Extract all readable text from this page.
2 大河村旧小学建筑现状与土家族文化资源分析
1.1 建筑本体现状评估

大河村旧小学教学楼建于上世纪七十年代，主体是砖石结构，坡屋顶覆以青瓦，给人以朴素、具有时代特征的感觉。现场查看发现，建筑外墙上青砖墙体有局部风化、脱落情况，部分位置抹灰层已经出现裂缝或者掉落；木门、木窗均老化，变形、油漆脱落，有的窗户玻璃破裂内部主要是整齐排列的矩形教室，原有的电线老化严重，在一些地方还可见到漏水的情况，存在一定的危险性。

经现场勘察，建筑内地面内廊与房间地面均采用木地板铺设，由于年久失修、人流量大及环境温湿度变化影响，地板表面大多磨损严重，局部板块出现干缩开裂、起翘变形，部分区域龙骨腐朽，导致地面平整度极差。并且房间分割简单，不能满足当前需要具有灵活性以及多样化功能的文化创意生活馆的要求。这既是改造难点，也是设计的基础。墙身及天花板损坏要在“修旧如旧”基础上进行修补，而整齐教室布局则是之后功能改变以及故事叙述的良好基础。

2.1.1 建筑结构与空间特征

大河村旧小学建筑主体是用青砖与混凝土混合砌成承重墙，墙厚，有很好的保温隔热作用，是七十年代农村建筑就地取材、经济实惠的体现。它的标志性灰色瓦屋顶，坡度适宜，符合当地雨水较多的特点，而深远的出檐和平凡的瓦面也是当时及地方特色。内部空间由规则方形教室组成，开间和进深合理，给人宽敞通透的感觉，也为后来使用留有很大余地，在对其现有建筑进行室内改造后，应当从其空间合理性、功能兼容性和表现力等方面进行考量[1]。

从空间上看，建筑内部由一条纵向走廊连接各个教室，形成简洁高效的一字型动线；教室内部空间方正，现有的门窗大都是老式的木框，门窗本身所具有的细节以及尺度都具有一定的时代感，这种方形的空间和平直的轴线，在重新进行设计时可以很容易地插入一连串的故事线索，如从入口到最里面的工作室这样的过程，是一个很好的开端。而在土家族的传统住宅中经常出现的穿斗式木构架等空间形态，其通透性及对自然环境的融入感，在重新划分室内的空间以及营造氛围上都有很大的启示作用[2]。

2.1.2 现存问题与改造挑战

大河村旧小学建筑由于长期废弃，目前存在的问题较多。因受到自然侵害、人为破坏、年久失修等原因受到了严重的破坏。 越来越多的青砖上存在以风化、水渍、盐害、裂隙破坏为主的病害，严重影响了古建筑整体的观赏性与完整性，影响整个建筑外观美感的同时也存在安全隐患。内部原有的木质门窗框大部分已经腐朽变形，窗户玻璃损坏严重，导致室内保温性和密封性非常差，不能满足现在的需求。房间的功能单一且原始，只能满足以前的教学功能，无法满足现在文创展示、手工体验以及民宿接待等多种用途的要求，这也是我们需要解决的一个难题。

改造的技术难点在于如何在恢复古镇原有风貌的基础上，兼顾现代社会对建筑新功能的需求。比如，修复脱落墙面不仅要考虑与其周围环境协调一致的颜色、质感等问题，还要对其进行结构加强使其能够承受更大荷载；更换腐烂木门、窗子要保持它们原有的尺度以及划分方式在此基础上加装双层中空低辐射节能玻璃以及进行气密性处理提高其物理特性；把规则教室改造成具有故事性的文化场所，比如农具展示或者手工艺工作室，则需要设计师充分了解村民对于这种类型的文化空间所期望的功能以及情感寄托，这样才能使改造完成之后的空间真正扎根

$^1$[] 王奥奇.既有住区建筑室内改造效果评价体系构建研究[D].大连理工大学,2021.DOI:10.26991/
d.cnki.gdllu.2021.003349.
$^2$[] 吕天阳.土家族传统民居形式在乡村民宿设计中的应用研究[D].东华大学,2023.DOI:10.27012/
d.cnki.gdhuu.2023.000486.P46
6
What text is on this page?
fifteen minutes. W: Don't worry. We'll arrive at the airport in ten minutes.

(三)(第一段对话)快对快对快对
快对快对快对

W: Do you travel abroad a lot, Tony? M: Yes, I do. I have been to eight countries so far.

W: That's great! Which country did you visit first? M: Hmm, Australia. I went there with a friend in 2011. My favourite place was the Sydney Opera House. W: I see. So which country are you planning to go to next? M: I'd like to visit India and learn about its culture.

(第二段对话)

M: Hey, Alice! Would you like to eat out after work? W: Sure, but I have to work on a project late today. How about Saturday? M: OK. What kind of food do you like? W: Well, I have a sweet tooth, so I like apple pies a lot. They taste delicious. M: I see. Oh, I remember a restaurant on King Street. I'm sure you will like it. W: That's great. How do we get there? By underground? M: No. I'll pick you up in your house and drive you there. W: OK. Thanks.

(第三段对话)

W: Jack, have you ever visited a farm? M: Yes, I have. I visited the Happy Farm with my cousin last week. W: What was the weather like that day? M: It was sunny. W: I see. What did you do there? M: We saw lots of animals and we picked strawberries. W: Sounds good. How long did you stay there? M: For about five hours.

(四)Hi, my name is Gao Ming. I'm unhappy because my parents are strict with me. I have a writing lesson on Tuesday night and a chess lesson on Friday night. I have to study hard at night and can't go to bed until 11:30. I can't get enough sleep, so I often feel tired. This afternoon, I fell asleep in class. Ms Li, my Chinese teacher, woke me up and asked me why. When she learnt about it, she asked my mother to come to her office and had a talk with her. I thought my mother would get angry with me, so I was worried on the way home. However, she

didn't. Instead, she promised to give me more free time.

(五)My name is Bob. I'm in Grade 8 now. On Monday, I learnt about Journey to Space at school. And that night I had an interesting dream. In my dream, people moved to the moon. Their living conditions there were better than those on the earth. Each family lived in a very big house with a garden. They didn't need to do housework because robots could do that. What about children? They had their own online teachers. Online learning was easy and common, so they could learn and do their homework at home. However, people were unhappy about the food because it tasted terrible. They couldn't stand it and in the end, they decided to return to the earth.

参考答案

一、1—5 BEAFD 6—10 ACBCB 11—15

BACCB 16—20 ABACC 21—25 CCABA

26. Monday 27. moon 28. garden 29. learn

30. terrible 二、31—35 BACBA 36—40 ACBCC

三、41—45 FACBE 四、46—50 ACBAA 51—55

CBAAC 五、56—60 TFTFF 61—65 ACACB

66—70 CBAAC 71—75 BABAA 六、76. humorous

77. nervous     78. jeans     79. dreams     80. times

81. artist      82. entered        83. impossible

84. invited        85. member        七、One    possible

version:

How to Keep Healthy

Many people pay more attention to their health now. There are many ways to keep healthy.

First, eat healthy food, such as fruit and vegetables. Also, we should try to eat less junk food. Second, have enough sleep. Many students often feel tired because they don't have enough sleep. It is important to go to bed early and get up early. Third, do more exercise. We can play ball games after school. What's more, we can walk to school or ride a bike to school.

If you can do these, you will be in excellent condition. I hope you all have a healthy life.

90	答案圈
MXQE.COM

____________

**Instructions to follow**
Copy every line verbatim.

**Exercise response**
Extract all readable text from this page.
2 大河村旧小学建筑现状与土家族文化资源分析
1.1 建筑本体现状评估

大河村旧小学教学楼建于上世纪七十年代，主体是砖石结构，坡屋顶覆以青瓦，给人以朴素、具有时代特征的感觉。现场查看发现，建筑外墙上青砖墙体有局部风化、脱落情况，部分位置抹灰层已经出现裂缝或者掉落；木门、木窗均老化，变形、油漆脱落，有的窗户玻璃破裂内部主要是整齐排列的矩形教室，原有的电线老化严重，在一些地方还可见到漏水的情况，存在一定的危险性。

经现场勘察，建筑内地面内廊与房间地面均采用木地板铺设，由于年久失修、人流量大及环境温湿度变化影响，地板表面大多磨损严重，局部板块出现干缩开裂、起翘变形，部分区域龙骨腐朽，导致地面平整度极差。并且房间分割简单，不能满足当前需要具有灵活性以及多样化功能的文化创意生活馆的要求。这既是改造难点，也是设计的基础。墙身及天花板损坏要在“修旧如旧”基础上进行修补，而整齐教室布局则是之后功能改变以及故事叙述的良好基础。

2.1.1 建筑结构与空间特征

大河村旧小学建筑主体是用青砖与混凝土混合砌成承重墙，墙厚，有很好的保温隔热作用，是七十年代农村建筑就地取材、经济实惠的体现。它的标志性灰色瓦屋顶，坡度适宜，符合当地雨水较多的特点，而深远的出檐和平凡的瓦面也是当时及地方特色。内部空间由规则方形教室组成，开间和进深合理，给人宽敞通透的感觉，也为后来使用留有很大余地，在对其现有建筑进行室内改造后，应当从其空间合理性、功能兼容性和表现力等方面进行考量[1]。

从空间上看，建筑内部由一条纵向走廊连接各个教室，形成简洁高效的一字型动线；教室内部空间方正，现有的门窗大都是老式的木框，门窗本身所具有的细节以及尺度都具有一定的时代感，这种方形的空间和平直的轴线，在重新进行设计时可以很容易地插入一连串的故事线索，如从入口到最里面的工作室这样的过程，是一个很好的开端。而在土家族的传统住宅中经常出现的穿斗式木构架等空间形态，其通透性及对自然环境的融入感，在重新划分室内的空间以及营造氛围上都有很大的启示作用[2]。

2.1.2 现存问题与改造挑战

大河村旧小学建筑由于长期废弃，目前存在的问题较多。因受到自然侵害、人为破坏、年久失修等原因受到了严重的破坏。 越来越多的青砖上存在以风化、水渍、盐害、裂隙破坏为主的病害，严重影响了古建筑整体的观赏性与完整性，影响整个建筑外观美感的同时也存在安全隐患。内部原有的木质门窗框大部分已经腐朽变形，窗户玻璃损坏严重，导致室内保温性和密封性非常差，不能满足现在的需求。房间的功能单一且原始，只能满足以前的教学功能，无法满足现在文创展示、手工体验以及民宿接待等多种用途的要求，这也是我们需要解决的一个难题。

改造的技术难点在于如何在恢复古镇原有风貌的基础上，兼顾现代社会对建筑新功能的需求。比如，修复脱落墙面不仅要考虑与其周围环境协调一致的颜色、质感等问题，还要对其进行结构加强使其能够承受更大荷载；更换腐烂木门、窗子要保持它们原有的尺度以及划分方式在此基础上加装双层中空低辐射节能玻璃以及进行气密性处理提高其物理特性；把规则教室改造成具有故事性的文化场所，比如农具展示或者手工艺工作室，则需要设计师充分了解村民对于这种类型的文化空间所期望的功能以及情感寄托，这样才能使改造完成之后的空间真正扎根

$^1$[] 王奥奇.既有住区建筑室内改造效果评价体系构建研究[D].大连理工大学,2021.DOI:10.26991/
d.cnki.gdllu.2021.003349.
$^2$[] 吕天阳.土家族传统民居形式在乡村民宿设计中的应用研究[D].东华大学,2023.DOI:10.27012/
d.cnki.gdhuu.2023.000486.P46
6
What text is on this page?
fifteen minutes. W: Don't worry. We'll arrive at the airport in ten minutes.

(三)(第一段对话)快对快对快对
快对快对快对

W: Do you travel abroad a lot, Tony? M: Yes, I do. I have been to eight countries so far.

W: That's great! Which country did you visit first? M: Hmm, Australia. I went there with a friend in 2011. My favourite place was the Sydney Opera House. W: I see. So which country are you planning to go to next? M: I'd like to visit India and learn about its culture.

(第二段对话)

M: Hey, Alice! Would you like to eat out after work? W: Sure, but I have to work on a project late today. How about Saturday? M: OK. What kind of food do you like? W: Well, I have a sweet tooth, so I like apple pies a lot. They taste delicious. M: I see. Oh, I remember a restaurant on King Street. I'm sure you will like it. W: That's great. How do we get there? By underground? M: No. I'll pick you up in your house and drive you there. W: OK. Thanks.

(第三段对话)

W: Jack, have you ever visited a farm? M: Yes, I have. I visited the Happy Farm with my cousin last week. W: What was the weather like that day? M: It was sunny. W: I see. What did you do there? M: We saw lots of animals and we picked strawberries. W: Sounds good. How long did you stay there? M: For about five hours.

(四)Hi, my name is Gao Ming. I'm unhappy because my parents are strict with me. I have a writing lesson on Tuesday night and a chess lesson on Friday night. I have to study hard at night and can't go to bed until 11:30. I can't get enough sleep, so I often feel tired. This afternoon, I fell asleep in class. Ms Li, my Chinese teacher, woke me up and asked me why. When she learnt about it, she asked my mother to come to her office and had a talk with her. I thought my mother would get angry with me, so I was worried on the way home. However, she

didn't. Instead, she promised to give me more free time.

(五)My name is Bob. I'm in Grade 8 now. On Monday, I learnt about Journey to Space at school. And that night I had an interesting dream. In my dream, people moved to the moon. Their living conditions there were better than those on the earth. Each family lived in a very big house with a garden. They didn't need to do housework because robots could do that. What about children? They had their own online teachers. Online learning was easy and common, so they could learn and do their homework at home. However, people were unhappy about the food because it tasted terrible. They couldn't stand it and in the end, they decided to return to the earth.

参考答案

一、1—5 BEAFD 6—10 ACBCB 11—15

BACCB 16—20 ABACC 21—25 CCABA

26. Monday 27. moon 28. garden 29. learn

30. terrible 二、31—35 BACBA 36—40 ACBCC

三、41—45 FACBE 四、46—50 ACBAA 51—55

CBAAC 五、56—60 TFTFF 61—65 ACACB

66—70 CBAAC 71—75 BABAA 六、76. humorous

77. nervous     78. jeans     79. dreams     80. times

81. artist      82. entered        83. impossible

84. invited        85. member        七、One    possible

version:

How to Keep Healthy

Many people pay more attention to their health now. There are many ways to keep healthy.

First, eat healthy food, such as fruit and vegetables. Also, we should try to eat less junk food. Second, have enough sleep. Many students often feel tired because they don't have enough sleep. It is important to go to bed early and get up early. Third, do more exercise. We can play ball games after school. What's more, we can walk to school or ride a bike to school.

If you can do these, you will be in excellent condition. I hope you all have a healthy life.

90	答案圈
MXQE.COM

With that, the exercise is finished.